Data records =
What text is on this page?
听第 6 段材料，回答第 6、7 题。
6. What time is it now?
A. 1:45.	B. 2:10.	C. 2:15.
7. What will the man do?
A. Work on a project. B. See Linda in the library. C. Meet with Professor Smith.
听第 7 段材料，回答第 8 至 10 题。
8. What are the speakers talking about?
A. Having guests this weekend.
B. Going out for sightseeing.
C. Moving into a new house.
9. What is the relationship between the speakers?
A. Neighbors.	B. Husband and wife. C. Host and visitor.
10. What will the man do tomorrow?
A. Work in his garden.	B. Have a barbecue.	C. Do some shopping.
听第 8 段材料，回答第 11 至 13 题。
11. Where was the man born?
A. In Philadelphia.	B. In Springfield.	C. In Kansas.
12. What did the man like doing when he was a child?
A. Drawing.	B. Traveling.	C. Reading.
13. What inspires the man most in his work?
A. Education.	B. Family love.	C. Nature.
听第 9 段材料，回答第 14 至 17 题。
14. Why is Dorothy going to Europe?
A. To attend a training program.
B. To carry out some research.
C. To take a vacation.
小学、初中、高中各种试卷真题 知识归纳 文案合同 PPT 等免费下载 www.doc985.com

---

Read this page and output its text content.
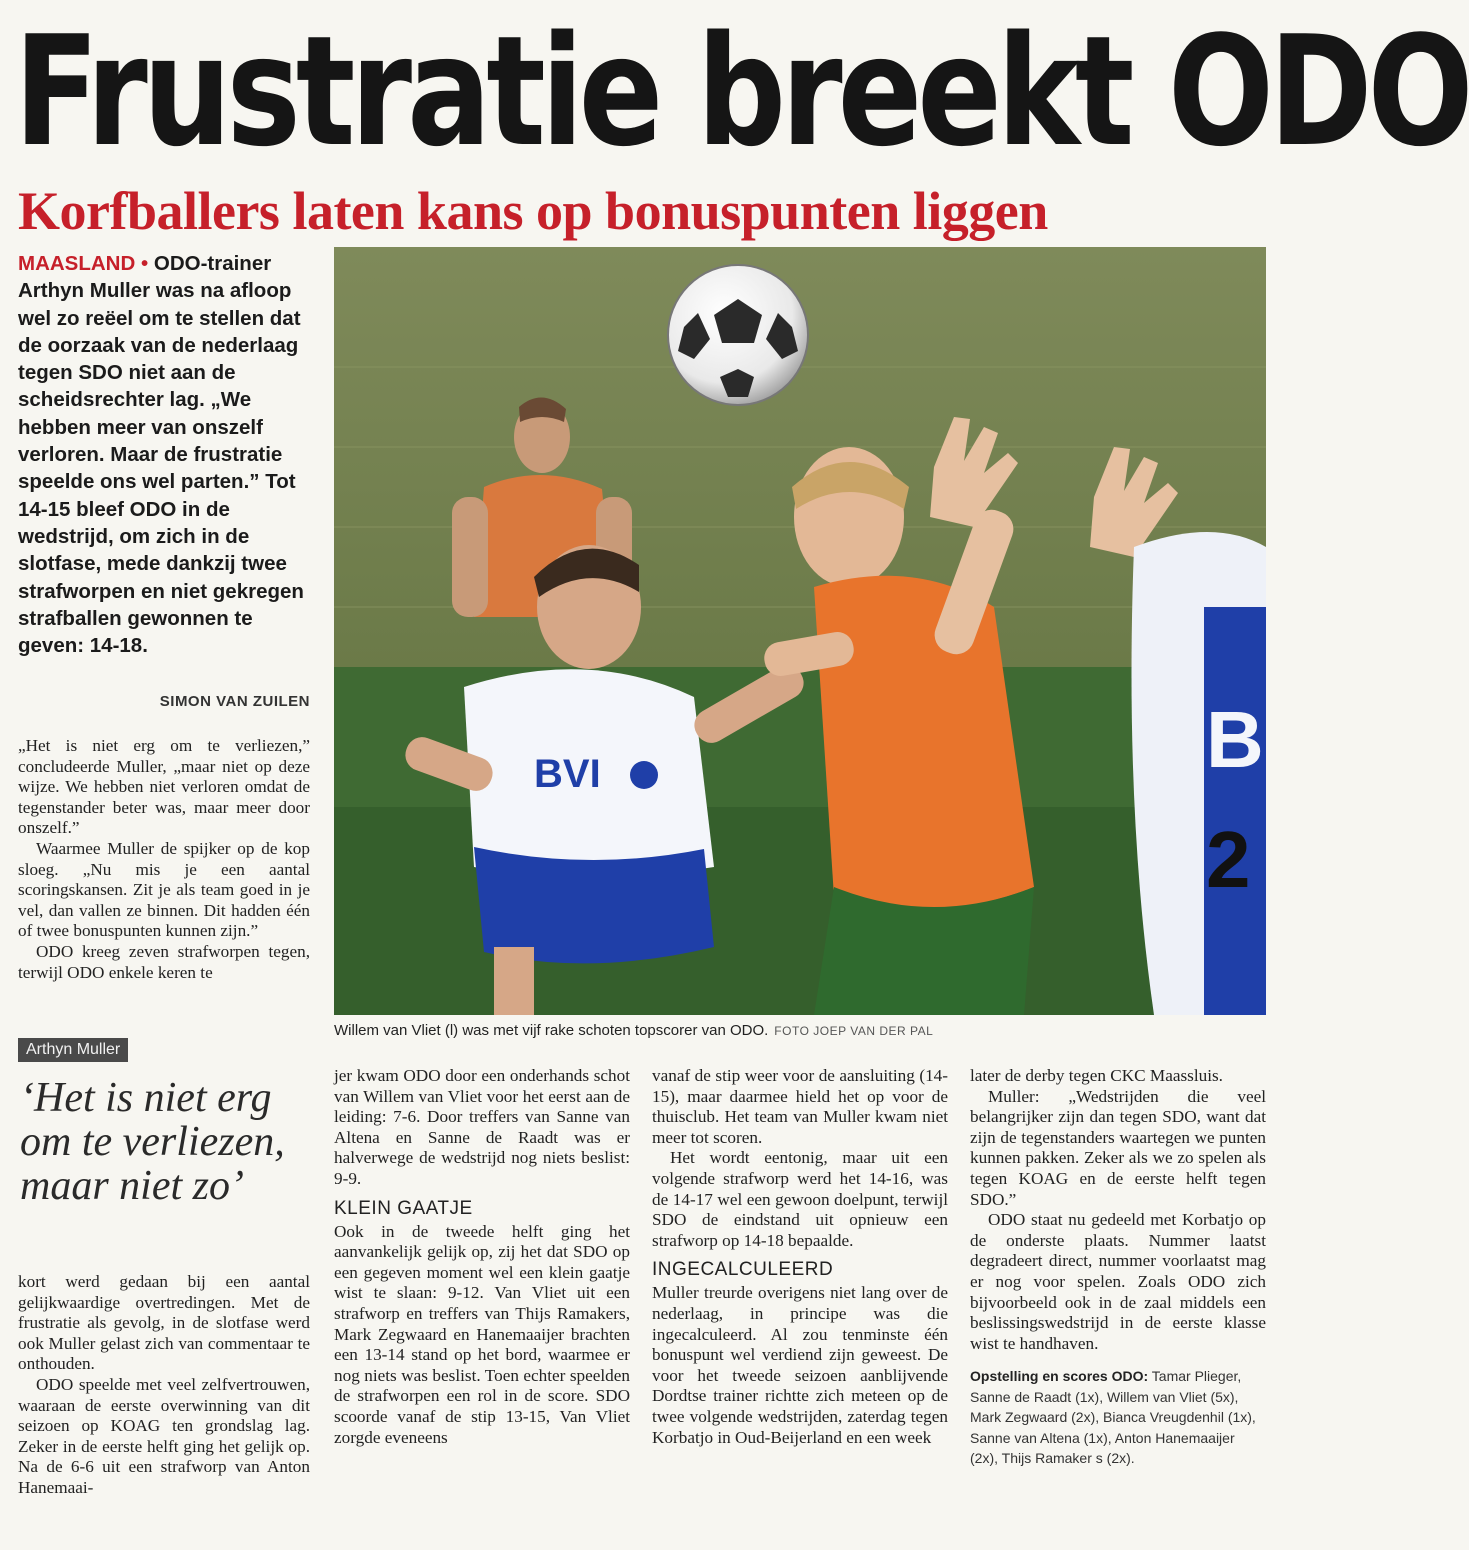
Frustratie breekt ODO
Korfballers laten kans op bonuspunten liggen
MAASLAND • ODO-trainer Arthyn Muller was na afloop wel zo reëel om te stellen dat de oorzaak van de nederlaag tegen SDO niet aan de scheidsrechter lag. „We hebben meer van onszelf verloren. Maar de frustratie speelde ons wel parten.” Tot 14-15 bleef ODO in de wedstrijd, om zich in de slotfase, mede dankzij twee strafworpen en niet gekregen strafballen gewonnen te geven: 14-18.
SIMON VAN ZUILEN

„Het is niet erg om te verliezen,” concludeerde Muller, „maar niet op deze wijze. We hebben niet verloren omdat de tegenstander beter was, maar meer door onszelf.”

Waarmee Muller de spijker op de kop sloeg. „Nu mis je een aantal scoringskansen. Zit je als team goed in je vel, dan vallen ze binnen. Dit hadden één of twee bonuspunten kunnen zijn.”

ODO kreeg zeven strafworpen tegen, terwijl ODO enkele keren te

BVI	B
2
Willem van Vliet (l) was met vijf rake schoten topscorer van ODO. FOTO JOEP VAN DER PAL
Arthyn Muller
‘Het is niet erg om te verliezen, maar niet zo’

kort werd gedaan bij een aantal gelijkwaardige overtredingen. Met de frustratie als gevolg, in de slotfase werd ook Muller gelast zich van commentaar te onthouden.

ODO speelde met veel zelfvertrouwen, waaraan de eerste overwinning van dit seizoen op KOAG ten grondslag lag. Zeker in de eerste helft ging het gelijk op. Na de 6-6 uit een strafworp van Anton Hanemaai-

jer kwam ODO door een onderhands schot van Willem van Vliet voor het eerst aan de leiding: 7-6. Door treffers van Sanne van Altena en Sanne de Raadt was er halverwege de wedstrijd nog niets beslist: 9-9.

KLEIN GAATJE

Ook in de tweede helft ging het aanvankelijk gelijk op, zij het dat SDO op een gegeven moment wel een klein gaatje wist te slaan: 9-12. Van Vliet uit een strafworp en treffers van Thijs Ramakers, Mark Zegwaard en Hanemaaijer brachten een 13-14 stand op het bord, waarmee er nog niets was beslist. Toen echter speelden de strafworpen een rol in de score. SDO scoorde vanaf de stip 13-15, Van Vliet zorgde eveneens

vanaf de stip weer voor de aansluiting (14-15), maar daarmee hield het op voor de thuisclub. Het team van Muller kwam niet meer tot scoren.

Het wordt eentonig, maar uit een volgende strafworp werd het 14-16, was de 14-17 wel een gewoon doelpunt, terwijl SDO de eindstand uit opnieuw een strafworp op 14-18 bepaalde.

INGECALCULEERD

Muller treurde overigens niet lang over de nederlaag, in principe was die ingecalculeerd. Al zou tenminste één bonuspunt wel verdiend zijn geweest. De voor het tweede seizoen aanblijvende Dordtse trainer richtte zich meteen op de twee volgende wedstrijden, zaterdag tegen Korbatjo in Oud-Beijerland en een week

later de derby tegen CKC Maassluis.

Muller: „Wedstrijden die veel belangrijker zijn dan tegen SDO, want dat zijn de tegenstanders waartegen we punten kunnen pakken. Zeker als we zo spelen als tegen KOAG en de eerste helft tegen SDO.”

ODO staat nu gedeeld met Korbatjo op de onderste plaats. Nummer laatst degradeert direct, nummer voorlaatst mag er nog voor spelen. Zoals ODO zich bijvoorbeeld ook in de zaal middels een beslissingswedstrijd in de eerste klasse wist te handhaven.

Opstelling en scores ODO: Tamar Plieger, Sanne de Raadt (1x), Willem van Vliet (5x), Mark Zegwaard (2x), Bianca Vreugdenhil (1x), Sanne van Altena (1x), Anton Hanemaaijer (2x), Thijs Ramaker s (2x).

---

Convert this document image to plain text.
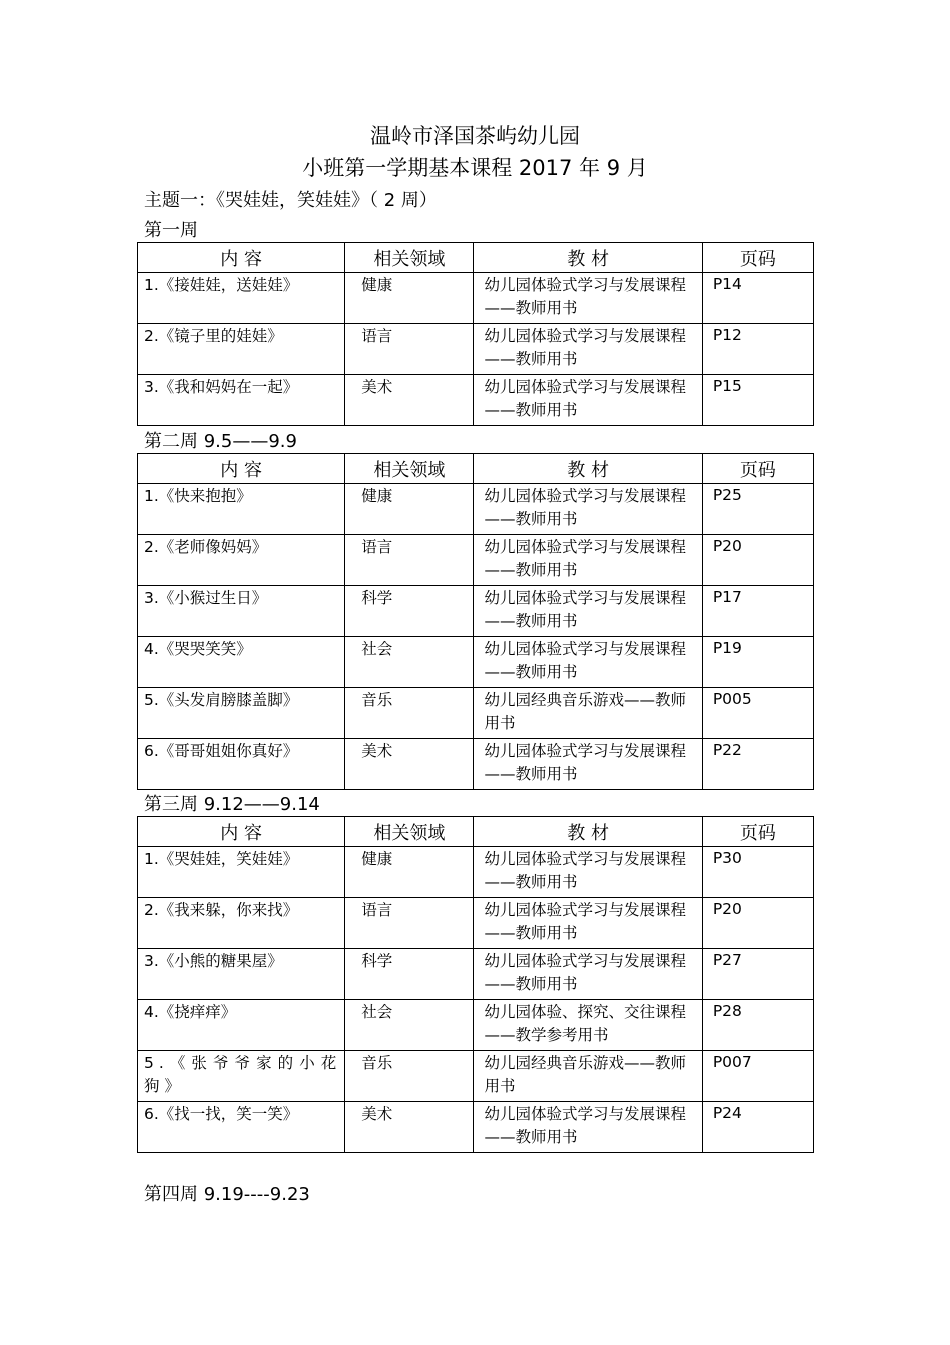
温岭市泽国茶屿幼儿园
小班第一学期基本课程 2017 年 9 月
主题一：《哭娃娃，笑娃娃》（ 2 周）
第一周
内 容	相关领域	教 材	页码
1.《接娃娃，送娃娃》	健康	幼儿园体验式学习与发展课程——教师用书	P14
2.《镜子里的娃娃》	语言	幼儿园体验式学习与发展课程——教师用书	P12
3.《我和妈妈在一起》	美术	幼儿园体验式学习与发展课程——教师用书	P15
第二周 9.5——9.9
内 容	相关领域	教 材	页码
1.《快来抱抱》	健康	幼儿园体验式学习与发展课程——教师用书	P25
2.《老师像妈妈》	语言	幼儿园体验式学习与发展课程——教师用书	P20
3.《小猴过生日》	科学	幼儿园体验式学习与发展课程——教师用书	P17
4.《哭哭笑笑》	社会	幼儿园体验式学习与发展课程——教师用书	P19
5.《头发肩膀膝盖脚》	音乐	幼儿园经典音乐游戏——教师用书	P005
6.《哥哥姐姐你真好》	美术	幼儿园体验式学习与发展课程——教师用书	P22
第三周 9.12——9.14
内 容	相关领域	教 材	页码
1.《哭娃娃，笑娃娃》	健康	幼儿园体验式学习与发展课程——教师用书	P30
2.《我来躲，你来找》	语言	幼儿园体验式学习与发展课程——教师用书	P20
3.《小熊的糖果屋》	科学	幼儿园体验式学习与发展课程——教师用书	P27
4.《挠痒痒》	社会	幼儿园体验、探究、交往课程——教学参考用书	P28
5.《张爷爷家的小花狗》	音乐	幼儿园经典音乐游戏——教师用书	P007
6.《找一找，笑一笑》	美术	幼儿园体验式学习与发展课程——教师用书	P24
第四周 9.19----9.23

Objective = Scan the listing above. Collect all lines with the word "Altena".

Problem solution =
jer kwam ODO door een onderhands schot van Willem van Vliet voor het eerst aan de leiding: 7-6. Door treffers van Sanne van Altena en Sanne de Raadt was er halverwege de wedstrijd nog niets beslist: 9-9.
Opstelling en scores ODO: Tamar Plieger, Sanne de Raadt (1x), Willem van Vliet (5x), Mark Zegwaard (2x), Bianca Vreugdenhil (1x), Sanne van Altena (1x), Anton Hanemaaijer (2x), Thijs Ramaker s (2x).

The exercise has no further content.